**Goal of the exercise:**
Copy out each line featuring the string "Windböen" from the entries beneath.

--- Begin Data lines ---

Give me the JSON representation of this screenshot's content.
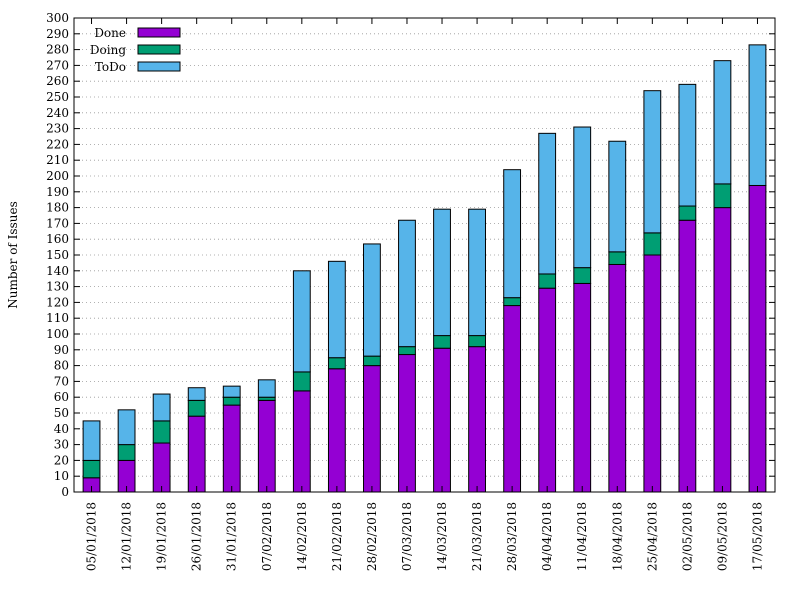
{
  "chart_data": {
    "type": "bar",
    "stacked": true,
    "ylabel": "Number of Issues",
    "ylim": [
      0,
      300
    ],
    "ytick_step": 10,
    "grid": true,
    "legend_position": "top-left",
    "categories": [
      "05/01/2018",
      "12/01/2018",
      "19/01/2018",
      "26/01/2018",
      "31/01/2018",
      "07/02/2018",
      "14/02/2018",
      "21/02/2018",
      "28/02/2018",
      "07/03/2018",
      "14/03/2018",
      "21/03/2018",
      "28/03/2018",
      "04/04/2018",
      "11/04/2018",
      "18/04/2018",
      "25/04/2018",
      "02/05/2018",
      "09/05/2018",
      "17/05/2018"
    ],
    "series": [
      {
        "name": "Done",
        "color": "#9400d3",
        "values": [
          9,
          20,
          31,
          48,
          55,
          58,
          64,
          78,
          80,
          87,
          91,
          92,
          118,
          129,
          132,
          144,
          150,
          172,
          180,
          194
        ]
      },
      {
        "name": "Doing",
        "color": "#009e73",
        "values": [
          11,
          10,
          14,
          10,
          5,
          2,
          12,
          7,
          6,
          5,
          8,
          7,
          5,
          9,
          10,
          8,
          14,
          9,
          15,
          0
        ]
      },
      {
        "name": "ToDo",
        "color": "#56b4e9",
        "values": [
          25,
          22,
          17,
          8,
          7,
          11,
          64,
          61,
          71,
          80,
          80,
          80,
          81,
          89,
          89,
          70,
          90,
          77,
          78,
          89
        ]
      }
    ]
  }
}
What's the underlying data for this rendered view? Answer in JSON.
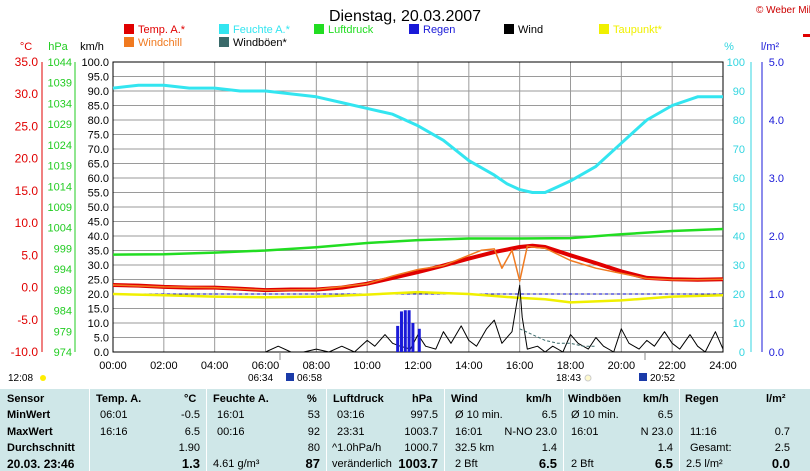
{
  "title": "Dienstag, 20.03.2007",
  "credit": "© Weber Mike",
  "axis_units": {
    "temp": "°C",
    "pressure": "hPa",
    "wind": "km/h",
    "humidity": "%",
    "rain": "l/m²"
  },
  "legend": [
    {
      "label": "Temp. A.*",
      "color": "#e00000"
    },
    {
      "label": "Feuchte A.*",
      "color": "#33e5f0"
    },
    {
      "label": "Luftdruck",
      "color": "#22dd22"
    },
    {
      "label": "Regen",
      "color": "#1a1ad8"
    },
    {
      "label": "Wind",
      "color": "#000000"
    },
    {
      "label": "Taupunkt*",
      "color": "#f0f000"
    },
    {
      "label": "Windchill",
      "color": "#f07a20"
    },
    {
      "label": "Windböen*",
      "color": "#3a6a6a"
    }
  ],
  "sun": {
    "sunrise": "06:34",
    "sunset": "18:43",
    "time_left": "12:08",
    "time_right": "20:52",
    "mid_left": "06:58"
  },
  "chart_data": {
    "type": "line",
    "x_axis": {
      "ticks": [
        "00:00",
        "02:00",
        "04:00",
        "06:00",
        "08:00",
        "10:00",
        "12:00",
        "14:00",
        "16:00",
        "18:00",
        "20:00",
        "22:00",
        "24:00"
      ],
      "range_hours": [
        0,
        24
      ]
    },
    "y_axes": {
      "temp": {
        "unit": "°C",
        "range": [
          -10,
          35
        ],
        "ticks": [
          "-10.0",
          "-5.0",
          "0.0",
          "5.0",
          "10.0",
          "15.0",
          "20.0",
          "25.0",
          "30.0",
          "35.0"
        ]
      },
      "pressure": {
        "unit": "hPa",
        "range": [
          974,
          1044
        ],
        "ticks": [
          "974",
          "979",
          "984",
          "989",
          "994",
          "999",
          "1004",
          "1009",
          "1014",
          "1019",
          "1024",
          "1029",
          "1034",
          "1039",
          "1044"
        ]
      },
      "wind": {
        "unit": "km/h",
        "range": [
          0,
          100
        ],
        "ticks": [
          "0.0",
          "5.0",
          "10.0",
          "15.0",
          "20.0",
          "25.0",
          "30.0",
          "35.0",
          "40.0",
          "45.0",
          "50.0",
          "55.0",
          "60.0",
          "65.0",
          "70.0",
          "75.0",
          "80.0",
          "85.0",
          "90.0",
          "95.0",
          "100.0"
        ]
      },
      "humidity": {
        "unit": "%",
        "range": [
          0,
          100
        ],
        "ticks": [
          "0",
          "10",
          "20",
          "30",
          "40",
          "50",
          "60",
          "70",
          "80",
          "90",
          "100"
        ]
      },
      "rain": {
        "unit": "l/m²",
        "range": [
          0,
          5
        ],
        "ticks": [
          "0.0",
          "1.0",
          "2.0",
          "3.0",
          "4.0",
          "5.0"
        ]
      }
    },
    "series": [
      {
        "name": "Feuchte A.*",
        "axis": "humidity",
        "color": "#33e5f0",
        "x": [
          0,
          1,
          2,
          3,
          4,
          5,
          6,
          7,
          8,
          9,
          10,
          11,
          12,
          13,
          14,
          15,
          15.5,
          16,
          16.5,
          17,
          17.5,
          18,
          19,
          20,
          21,
          22,
          23,
          24
        ],
        "y": [
          91,
          92,
          92,
          91,
          91,
          90,
          90,
          89,
          88,
          86,
          84,
          82,
          78,
          73,
          66,
          61,
          58,
          56,
          55,
          55,
          57,
          59,
          64,
          72,
          80,
          85,
          88,
          88
        ]
      },
      {
        "name": "Luftdruck",
        "axis": "pressure",
        "color": "#22dd22",
        "x": [
          0,
          2,
          4,
          6,
          8,
          10,
          12,
          14,
          16,
          18,
          20,
          22,
          24
        ],
        "y": [
          997.5,
          997.6,
          998.0,
          998.5,
          999.3,
          1000.3,
          1001.0,
          1001.4,
          1001.4,
          1001.5,
          1002.4,
          1003.2,
          1003.7
        ]
      },
      {
        "name": "Temp. A.*",
        "axis": "temp",
        "color": "#e00000",
        "x": [
          0,
          1,
          2,
          3,
          4,
          5,
          6,
          7,
          8,
          9,
          10,
          11,
          12,
          13,
          14,
          15,
          16,
          16.5,
          17,
          18,
          19,
          20,
          21,
          22,
          23,
          24
        ],
        "y": [
          0.4,
          0.3,
          0.1,
          0.0,
          0.0,
          -0.2,
          -0.4,
          -0.3,
          -0.3,
          0.0,
          0.6,
          1.5,
          2.4,
          3.4,
          4.5,
          5.5,
          6.3,
          6.5,
          6.3,
          5.0,
          3.8,
          2.5,
          1.5,
          1.3,
          1.2,
          1.3
        ]
      },
      {
        "name": "Windchill",
        "axis": "temp",
        "color": "#f07a20",
        "x": [
          0,
          2,
          4,
          6,
          8,
          10,
          11,
          12,
          13,
          14,
          14.5,
          15,
          15.3,
          15.7,
          16,
          16.3,
          16.7,
          17,
          18,
          19,
          20,
          21,
          22,
          23,
          24
        ],
        "y": [
          0.4,
          0.1,
          0.0,
          -0.4,
          -0.3,
          0.6,
          1.8,
          2.8,
          3.4,
          5.0,
          5.8,
          6.0,
          3.0,
          5.8,
          1.0,
          6.4,
          6.2,
          6.1,
          4.2,
          3.0,
          2.2,
          1.4,
          1.2,
          1.2,
          1.3
        ]
      },
      {
        "name": "Taupunkt*",
        "axis": "temp",
        "color": "#f0f000",
        "x": [
          0,
          2,
          4,
          6,
          8,
          10,
          12,
          14,
          16,
          17,
          18,
          20,
          22,
          24
        ],
        "y": [
          -1.0,
          -1.2,
          -1.4,
          -1.5,
          -1.4,
          -1.1,
          -0.7,
          -1.0,
          -1.6,
          -1.8,
          -2.3,
          -2.0,
          -1.4,
          -1.2
        ]
      },
      {
        "name": "Wind",
        "axis": "wind",
        "color": "#000000",
        "x": [
          0,
          6,
          6.5,
          7,
          7.5,
          8,
          8.5,
          9,
          9.5,
          10,
          10.3,
          10.7,
          11,
          11.3,
          11.7,
          12,
          12.3,
          12.7,
          13,
          13.3,
          13.7,
          14,
          14.3,
          14.7,
          15,
          15.3,
          15.7,
          16,
          16.1,
          16.3,
          16.7,
          17,
          17.3,
          17.7,
          18,
          18.3,
          18.7,
          19,
          19.3,
          19.7,
          20,
          20.3,
          20.7,
          21,
          21.3,
          21.7,
          22,
          22.3,
          22.7,
          23,
          23.3,
          23.7,
          24
        ],
        "y": [
          0,
          0,
          2,
          0,
          0,
          1,
          0,
          2,
          0,
          4,
          2,
          6,
          3,
          2,
          1,
          6,
          2,
          1,
          7,
          3,
          9,
          4,
          2,
          8,
          11,
          3,
          7,
          23,
          12,
          1,
          2,
          0,
          2,
          0,
          6,
          3,
          1,
          5,
          2,
          0,
          8,
          3,
          1,
          4,
          2,
          7,
          3,
          1,
          6,
          2,
          0,
          7,
          1
        ]
      },
      {
        "name": "Windböen*",
        "axis": "wind",
        "color": "#3a6a6a",
        "x": [
          16,
          16.5,
          17,
          17.5,
          18,
          18.5,
          19
        ],
        "y": [
          8,
          6,
          4,
          3,
          3,
          2,
          2
        ]
      },
      {
        "name": "Regen",
        "axis": "rain",
        "color": "#1a1ad8",
        "type": "bar",
        "x": [
          11.2,
          11.35,
          11.5,
          11.65,
          11.8,
          12.05
        ],
        "y": [
          0.45,
          0.7,
          0.72,
          0.72,
          0.5,
          0.4
        ]
      }
    ]
  },
  "stats": {
    "sensor": {
      "head": "Sensor",
      "rows": [
        "MinWert",
        "MaxWert",
        "Durchschnitt"
      ],
      "last": "20.03. 23:46"
    },
    "temp": {
      "head": "Temp. A.",
      "unit": "°C",
      "min_time": "06:01",
      "min": "-0.5",
      "max_time": "16:16",
      "max": "6.5",
      "avg": "1.90",
      "cur": "1.3"
    },
    "humidity": {
      "head": "Feuchte A.",
      "unit": "%",
      "min_time": "16:01",
      "min": "53",
      "max_time": "00:16",
      "max": "92",
      "avg": "80",
      "extra": "4.61 g/m³",
      "cur": "87"
    },
    "pressure": {
      "head": "Luftdruck",
      "unit": "hPa",
      "min_time": "03:16",
      "min": "997.5",
      "max_time": "23:31",
      "max": "1003.7",
      "avg_label": "^1.0hPa/h",
      "avg": "1000.7",
      "trend": "veränderlich",
      "cur": "1003.7"
    },
    "wind": {
      "head": "Wind",
      "unit": "km/h",
      "r1a": "Ø 10 min.",
      "r1b": "6.5",
      "r2a": "16:01",
      "r2b": "N-NO 23.0",
      "r3a": "32.5 km",
      "r3b": "1.4",
      "r4a": "2 Bft",
      "r4b": "6.5"
    },
    "gust": {
      "head": "Windböen",
      "unit": "km/h",
      "r1a": "Ø 10 min.",
      "r1b": "6.5",
      "r2a": "16:01",
      "r2b": "N 23.0",
      "r3b": "1.4",
      "r4a": "2 Bft",
      "r4b": "6.5"
    },
    "rain": {
      "head": "Regen",
      "unit": "l/m²",
      "r2a": "11:16",
      "r2b": "0.7",
      "r3a": "Gesamt:",
      "r3b": "2.5",
      "r4a": "2.5 l/m²",
      "r4b": "0.0"
    }
  }
}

--- End Data lines ---

**Exercise result:**
      "label": "Windböen*",
        "name": "Windböen*",
      "head": "Windböen",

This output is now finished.